▶ _Stated exercise_
Take every line that has the string "structured" and copy it out.

========================================

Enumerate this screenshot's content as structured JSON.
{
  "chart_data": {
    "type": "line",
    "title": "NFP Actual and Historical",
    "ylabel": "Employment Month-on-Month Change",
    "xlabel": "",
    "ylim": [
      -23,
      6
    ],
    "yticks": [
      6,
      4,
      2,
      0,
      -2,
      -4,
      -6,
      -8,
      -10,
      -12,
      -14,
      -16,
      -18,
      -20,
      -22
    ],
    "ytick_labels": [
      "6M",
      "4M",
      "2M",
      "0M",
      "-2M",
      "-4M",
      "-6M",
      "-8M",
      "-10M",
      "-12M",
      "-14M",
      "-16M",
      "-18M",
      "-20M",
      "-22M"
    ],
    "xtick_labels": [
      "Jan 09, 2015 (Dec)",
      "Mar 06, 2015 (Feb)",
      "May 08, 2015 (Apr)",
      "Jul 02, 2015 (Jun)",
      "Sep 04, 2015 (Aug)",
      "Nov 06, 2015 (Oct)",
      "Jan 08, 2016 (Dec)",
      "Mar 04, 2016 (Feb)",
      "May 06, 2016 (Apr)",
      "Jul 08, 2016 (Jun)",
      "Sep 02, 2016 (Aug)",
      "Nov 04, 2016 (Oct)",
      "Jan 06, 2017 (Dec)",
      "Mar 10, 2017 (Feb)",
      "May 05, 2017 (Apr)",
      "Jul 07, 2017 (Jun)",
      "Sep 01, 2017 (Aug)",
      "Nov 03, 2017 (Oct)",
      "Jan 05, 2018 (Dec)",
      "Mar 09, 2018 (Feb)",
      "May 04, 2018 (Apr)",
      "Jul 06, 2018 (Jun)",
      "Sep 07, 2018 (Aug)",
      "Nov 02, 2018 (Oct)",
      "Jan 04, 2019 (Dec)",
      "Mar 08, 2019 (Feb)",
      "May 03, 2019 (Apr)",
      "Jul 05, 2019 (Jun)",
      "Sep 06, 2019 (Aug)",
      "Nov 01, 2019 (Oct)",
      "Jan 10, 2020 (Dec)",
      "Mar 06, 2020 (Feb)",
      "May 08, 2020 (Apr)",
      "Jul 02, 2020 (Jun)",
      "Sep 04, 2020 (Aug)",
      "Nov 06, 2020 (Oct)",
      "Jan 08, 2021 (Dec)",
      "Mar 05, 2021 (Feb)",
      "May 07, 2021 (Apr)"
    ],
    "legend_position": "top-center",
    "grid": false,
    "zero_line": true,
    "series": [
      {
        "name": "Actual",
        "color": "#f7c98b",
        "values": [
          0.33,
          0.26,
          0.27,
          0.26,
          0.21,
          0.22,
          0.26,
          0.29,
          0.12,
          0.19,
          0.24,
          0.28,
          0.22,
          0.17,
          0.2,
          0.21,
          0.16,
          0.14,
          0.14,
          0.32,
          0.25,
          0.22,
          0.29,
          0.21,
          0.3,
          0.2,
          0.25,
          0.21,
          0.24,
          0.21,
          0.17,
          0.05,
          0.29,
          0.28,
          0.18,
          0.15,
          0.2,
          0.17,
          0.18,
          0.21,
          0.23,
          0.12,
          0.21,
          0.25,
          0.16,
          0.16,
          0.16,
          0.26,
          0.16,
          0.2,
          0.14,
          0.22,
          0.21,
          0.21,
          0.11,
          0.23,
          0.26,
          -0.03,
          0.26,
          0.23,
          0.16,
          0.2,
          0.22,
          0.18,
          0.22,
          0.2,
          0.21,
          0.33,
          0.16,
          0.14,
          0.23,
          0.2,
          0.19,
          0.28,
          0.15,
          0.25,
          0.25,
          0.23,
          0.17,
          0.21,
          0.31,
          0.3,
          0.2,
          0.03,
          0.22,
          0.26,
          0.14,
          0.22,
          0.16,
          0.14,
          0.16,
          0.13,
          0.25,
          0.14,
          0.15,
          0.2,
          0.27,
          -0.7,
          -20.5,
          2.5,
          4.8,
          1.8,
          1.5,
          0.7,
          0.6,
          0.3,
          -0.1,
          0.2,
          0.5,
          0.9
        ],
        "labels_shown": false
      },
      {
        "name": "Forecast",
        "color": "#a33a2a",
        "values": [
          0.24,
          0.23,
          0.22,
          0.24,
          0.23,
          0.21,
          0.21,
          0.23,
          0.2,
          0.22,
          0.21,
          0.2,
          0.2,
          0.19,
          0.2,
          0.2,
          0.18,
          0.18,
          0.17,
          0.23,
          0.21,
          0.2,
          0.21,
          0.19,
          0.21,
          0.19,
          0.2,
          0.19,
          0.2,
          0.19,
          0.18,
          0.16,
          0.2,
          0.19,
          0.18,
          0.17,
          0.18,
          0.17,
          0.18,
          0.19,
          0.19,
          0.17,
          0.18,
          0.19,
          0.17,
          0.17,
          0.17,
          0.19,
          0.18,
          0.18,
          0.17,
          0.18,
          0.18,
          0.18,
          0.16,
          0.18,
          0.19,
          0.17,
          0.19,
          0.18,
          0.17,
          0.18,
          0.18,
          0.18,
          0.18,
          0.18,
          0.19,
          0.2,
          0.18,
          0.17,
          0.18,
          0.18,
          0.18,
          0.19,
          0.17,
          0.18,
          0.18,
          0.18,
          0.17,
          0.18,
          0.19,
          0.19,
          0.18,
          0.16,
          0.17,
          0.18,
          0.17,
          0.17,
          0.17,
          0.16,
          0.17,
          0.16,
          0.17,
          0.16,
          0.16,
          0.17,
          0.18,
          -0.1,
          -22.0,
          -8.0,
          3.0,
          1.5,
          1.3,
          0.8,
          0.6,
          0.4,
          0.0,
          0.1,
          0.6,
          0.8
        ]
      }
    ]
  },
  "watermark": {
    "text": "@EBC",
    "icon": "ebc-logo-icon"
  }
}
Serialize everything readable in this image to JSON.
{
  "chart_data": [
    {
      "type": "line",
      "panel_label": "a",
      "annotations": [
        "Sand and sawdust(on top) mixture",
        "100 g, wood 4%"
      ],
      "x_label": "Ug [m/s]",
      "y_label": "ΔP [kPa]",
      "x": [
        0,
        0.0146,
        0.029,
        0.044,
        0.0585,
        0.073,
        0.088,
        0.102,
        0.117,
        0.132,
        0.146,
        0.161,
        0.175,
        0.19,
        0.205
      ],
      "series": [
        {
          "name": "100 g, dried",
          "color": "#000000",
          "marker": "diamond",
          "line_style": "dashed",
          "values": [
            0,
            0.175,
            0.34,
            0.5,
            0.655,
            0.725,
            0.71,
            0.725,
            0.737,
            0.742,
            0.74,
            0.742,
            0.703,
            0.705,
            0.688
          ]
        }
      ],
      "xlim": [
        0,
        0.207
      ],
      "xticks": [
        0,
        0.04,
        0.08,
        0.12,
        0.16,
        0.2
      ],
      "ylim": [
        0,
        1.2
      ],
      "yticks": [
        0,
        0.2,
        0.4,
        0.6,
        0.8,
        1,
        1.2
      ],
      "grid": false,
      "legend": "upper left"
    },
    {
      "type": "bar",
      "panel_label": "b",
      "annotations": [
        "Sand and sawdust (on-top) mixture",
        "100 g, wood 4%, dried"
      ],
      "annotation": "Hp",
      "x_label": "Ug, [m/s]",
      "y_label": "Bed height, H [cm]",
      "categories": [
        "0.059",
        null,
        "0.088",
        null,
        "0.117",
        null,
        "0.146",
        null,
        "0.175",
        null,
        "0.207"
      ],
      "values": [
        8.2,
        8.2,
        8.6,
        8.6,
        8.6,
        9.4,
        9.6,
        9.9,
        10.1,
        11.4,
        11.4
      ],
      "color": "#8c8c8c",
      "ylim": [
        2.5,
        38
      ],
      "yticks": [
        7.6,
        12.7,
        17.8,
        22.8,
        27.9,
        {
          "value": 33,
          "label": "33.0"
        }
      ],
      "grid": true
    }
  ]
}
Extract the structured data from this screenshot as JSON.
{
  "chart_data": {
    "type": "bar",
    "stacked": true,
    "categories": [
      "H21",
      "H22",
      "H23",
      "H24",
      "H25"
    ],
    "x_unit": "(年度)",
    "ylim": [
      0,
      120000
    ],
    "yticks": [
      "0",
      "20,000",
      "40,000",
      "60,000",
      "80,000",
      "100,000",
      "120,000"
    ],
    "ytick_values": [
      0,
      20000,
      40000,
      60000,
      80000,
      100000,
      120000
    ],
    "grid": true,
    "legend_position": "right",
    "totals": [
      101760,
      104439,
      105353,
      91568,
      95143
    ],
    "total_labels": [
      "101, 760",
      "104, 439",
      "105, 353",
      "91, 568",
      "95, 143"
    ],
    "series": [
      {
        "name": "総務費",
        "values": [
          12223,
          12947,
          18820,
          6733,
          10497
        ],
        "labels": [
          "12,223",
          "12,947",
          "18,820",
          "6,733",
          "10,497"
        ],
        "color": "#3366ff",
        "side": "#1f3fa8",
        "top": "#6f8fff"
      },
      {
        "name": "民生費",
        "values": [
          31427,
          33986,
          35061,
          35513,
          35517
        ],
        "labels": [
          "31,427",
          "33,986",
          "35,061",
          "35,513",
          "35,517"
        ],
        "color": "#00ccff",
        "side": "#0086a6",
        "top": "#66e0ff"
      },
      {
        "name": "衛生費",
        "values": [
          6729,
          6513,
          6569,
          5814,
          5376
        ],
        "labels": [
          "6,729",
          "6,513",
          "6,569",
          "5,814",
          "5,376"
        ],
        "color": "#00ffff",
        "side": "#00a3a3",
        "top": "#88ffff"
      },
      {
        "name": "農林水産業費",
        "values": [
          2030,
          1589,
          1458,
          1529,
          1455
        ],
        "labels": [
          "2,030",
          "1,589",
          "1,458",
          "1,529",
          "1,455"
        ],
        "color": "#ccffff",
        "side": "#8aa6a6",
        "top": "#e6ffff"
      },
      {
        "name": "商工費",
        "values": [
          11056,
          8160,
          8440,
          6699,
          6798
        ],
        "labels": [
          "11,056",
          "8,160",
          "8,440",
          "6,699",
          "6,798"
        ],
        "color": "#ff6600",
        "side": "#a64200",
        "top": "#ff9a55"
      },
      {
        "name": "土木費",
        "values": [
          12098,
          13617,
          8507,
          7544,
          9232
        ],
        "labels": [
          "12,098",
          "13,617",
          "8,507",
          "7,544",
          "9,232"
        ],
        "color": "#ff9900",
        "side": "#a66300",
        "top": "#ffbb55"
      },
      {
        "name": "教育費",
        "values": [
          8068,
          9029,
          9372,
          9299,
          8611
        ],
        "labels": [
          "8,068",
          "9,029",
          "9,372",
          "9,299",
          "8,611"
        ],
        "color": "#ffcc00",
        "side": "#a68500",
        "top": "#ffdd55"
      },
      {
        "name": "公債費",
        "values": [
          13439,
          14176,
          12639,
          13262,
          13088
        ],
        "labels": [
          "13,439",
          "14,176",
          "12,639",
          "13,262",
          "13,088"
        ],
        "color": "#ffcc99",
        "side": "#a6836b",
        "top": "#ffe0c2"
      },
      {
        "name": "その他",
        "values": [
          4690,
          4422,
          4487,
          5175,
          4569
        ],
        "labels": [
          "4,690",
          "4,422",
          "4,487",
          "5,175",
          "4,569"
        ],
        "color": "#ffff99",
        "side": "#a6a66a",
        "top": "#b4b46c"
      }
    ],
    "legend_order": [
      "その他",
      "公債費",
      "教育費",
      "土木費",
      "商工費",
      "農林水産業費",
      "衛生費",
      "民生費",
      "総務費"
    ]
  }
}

========================================

▶ _Written solution_
Enumerate this screenshot's content as structured JSON.
Extract the structured data from this screenshot as JSON.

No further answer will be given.